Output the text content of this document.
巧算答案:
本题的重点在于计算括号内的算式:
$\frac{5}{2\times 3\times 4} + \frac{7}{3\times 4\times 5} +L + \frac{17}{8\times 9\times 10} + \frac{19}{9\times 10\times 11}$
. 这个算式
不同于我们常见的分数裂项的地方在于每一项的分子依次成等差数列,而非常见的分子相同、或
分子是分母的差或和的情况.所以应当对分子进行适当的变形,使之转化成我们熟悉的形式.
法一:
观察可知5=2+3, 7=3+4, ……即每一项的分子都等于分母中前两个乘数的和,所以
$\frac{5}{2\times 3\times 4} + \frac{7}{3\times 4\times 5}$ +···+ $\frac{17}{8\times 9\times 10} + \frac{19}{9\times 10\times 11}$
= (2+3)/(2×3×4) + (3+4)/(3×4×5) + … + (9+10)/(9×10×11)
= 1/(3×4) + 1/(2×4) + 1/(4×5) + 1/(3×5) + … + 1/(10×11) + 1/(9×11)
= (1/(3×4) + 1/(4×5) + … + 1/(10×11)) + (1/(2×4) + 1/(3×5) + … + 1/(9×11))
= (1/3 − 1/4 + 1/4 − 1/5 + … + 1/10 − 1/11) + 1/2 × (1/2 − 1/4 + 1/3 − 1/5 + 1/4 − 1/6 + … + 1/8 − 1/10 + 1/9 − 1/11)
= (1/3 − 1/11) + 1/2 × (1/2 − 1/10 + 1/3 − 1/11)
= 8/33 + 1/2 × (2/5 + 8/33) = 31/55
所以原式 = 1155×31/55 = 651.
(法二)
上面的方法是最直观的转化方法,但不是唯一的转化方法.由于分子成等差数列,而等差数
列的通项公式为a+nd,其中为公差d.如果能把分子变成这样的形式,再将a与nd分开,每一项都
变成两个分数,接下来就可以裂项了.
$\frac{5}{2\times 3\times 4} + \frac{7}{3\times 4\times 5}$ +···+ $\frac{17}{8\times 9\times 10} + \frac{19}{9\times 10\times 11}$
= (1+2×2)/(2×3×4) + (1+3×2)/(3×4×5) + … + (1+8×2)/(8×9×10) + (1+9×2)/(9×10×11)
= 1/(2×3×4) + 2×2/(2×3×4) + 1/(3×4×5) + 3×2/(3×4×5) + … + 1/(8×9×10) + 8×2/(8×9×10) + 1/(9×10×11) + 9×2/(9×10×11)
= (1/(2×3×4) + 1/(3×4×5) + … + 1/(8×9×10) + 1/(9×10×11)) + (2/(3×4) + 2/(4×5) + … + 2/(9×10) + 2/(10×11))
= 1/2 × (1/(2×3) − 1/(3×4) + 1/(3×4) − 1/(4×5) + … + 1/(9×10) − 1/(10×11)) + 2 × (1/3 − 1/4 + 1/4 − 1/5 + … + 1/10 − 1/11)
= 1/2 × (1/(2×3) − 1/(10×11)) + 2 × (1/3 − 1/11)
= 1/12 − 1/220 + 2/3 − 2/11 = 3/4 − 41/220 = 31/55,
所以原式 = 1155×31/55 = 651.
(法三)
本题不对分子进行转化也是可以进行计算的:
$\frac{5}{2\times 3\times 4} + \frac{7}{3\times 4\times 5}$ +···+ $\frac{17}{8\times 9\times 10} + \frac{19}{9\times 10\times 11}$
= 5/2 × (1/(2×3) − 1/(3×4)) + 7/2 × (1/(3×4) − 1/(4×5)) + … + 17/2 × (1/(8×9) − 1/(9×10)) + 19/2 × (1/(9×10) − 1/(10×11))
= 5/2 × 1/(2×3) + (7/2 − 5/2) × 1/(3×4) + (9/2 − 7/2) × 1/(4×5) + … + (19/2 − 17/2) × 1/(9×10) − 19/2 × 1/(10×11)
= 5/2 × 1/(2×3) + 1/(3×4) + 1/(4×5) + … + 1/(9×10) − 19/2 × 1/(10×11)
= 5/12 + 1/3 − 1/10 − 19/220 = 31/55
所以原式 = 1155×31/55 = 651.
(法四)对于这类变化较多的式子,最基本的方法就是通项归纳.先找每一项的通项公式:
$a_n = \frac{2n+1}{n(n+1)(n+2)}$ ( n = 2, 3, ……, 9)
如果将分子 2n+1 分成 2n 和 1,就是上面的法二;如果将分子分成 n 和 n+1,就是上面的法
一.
▬▬▬▬▬▬
**WHAT NEEDS TO BE DONE:** Write out the entries in full, exactly as given.

**EXERCISE RESPONSE:**
Output the text content of this document.
巧算答案:
本题的重点在于计算括号内的算式:
$\frac{5}{2\times 3\times 4} + \frac{7}{3\times 4\times 5} +L + \frac{17}{8\times 9\times 10} + \frac{19}{9\times 10\times 11}$
. 这个算式
不同于我们常见的分数裂项的地方在于每一项的分子依次成等差数列,而非常见的分子相同、或
分子是分母的差或和的情况.所以应当对分子进行适当的变形,使之转化成我们熟悉的形式.
法一:
观察可知5=2+3, 7=3+4, ……即每一项的分子都等于分母中前两个乘数的和,所以
$\frac{5}{2\times 3\times 4} + \frac{7}{3\times 4\times 5}$ +···+ $\frac{17}{8\times 9\times 10} + \frac{19}{9\times 10\times 11}$
= (2+3)/(2×3×4) + (3+4)/(3×4×5) + … + (9+10)/(9×10×11)
= 1/(3×4) + 1/(2×4) + 1/(4×5) + 1/(3×5) + … + 1/(10×11) + 1/(9×11)
= (1/(3×4) + 1/(4×5) + … + 1/(10×11)) + (1/(2×4) + 1/(3×5) + … + 1/(9×11))
= (1/3 − 1/4 + 1/4 − 1/5 + … + 1/10 − 1/11) + 1/2 × (1/2 − 1/4 + 1/3 − 1/5 + 1/4 − 1/6 + … + 1/8 − 1/10 + 1/9 − 1/11)
= (1/3 − 1/11) + 1/2 × (1/2 − 1/10 + 1/3 − 1/11)
= 8/33 + 1/2 × (2/5 + 8/33) = 31/55
所以原式 = 1155×31/55 = 651.
(法二)
上面的方法是最直观的转化方法,但不是唯一的转化方法.由于分子成等差数列,而等差数
列的通项公式为a+nd,其中为公差d.如果能把分子变成这样的形式,再将a与nd分开,每一项都
变成两个分数,接下来就可以裂项了.
$\frac{5}{2\times 3\times 4} + \frac{7}{3\times 4\times 5}$ +···+ $\frac{17}{8\times 9\times 10} + \frac{19}{9\times 10\times 11}$
= (1+2×2)/(2×3×4) + (1+3×2)/(3×4×5) + … + (1+8×2)/(8×9×10) + (1+9×2)/(9×10×11)
= 1/(2×3×4) + 2×2/(2×3×4) + 1/(3×4×5) + 3×2/(3×4×5) + … + 1/(8×9×10) + 8×2/(8×9×10) + 1/(9×10×11) + 9×2/(9×10×11)
= (1/(2×3×4) + 1/(3×4×5) + … + 1/(8×9×10) + 1/(9×10×11)) + (2/(3×4) + 2/(4×5) + … + 2/(9×10) + 2/(10×11))
= 1/2 × (1/(2×3) − 1/(3×4) + 1/(3×4) − 1/(4×5) + … + 1/(9×10) − 1/(10×11)) + 2 × (1/3 − 1/4 + 1/4 − 1/5 + … + 1/10 − 1/11)
= 1/2 × (1/(2×3) − 1/(10×11)) + 2 × (1/3 − 1/11)
= 1/12 − 1/220 + 2/3 − 2/11 = 3/4 − 41/220 = 31/55,
所以原式 = 1155×31/55 = 651.
(法三)
本题不对分子进行转化也是可以进行计算的:
$\frac{5}{2\times 3\times 4} + \frac{7}{3\times 4\times 5}$ +···+ $\frac{17}{8\times 9\times 10} + \frac{19}{9\times 10\times 11}$
= 5/2 × (1/(2×3) − 1/(3×4)) + 7/2 × (1/(3×4) − 1/(4×5)) + … + 17/2 × (1/(8×9) − 1/(9×10)) + 19/2 × (1/(9×10) − 1/(10×11))
= 5/2 × 1/(2×3) + (7/2 − 5/2) × 1/(3×4) + (9/2 − 7/2) × 1/(4×5) + … + (19/2 − 17/2) × 1/(9×10) − 19/2 × 1/(10×11)
= 5/2 × 1/(2×3) + 1/(3×4) + 1/(4×5) + … + 1/(9×10) − 19/2 × 1/(10×11)
= 5/12 + 1/3 − 1/10 − 19/220 = 31/55
所以原式 = 1155×31/55 = 651.
(法四)对于这类变化较多的式子,最基本的方法就是通项归纳.先找每一项的通项公式:
$a_n = \frac{2n+1}{n(n+1)(n+2)}$ ( n = 2, 3, ……, 9)
如果将分子 2n+1 分成 2n 和 1,就是上面的法二;如果将分子分成 n 和 n+1,就是上面的法
一.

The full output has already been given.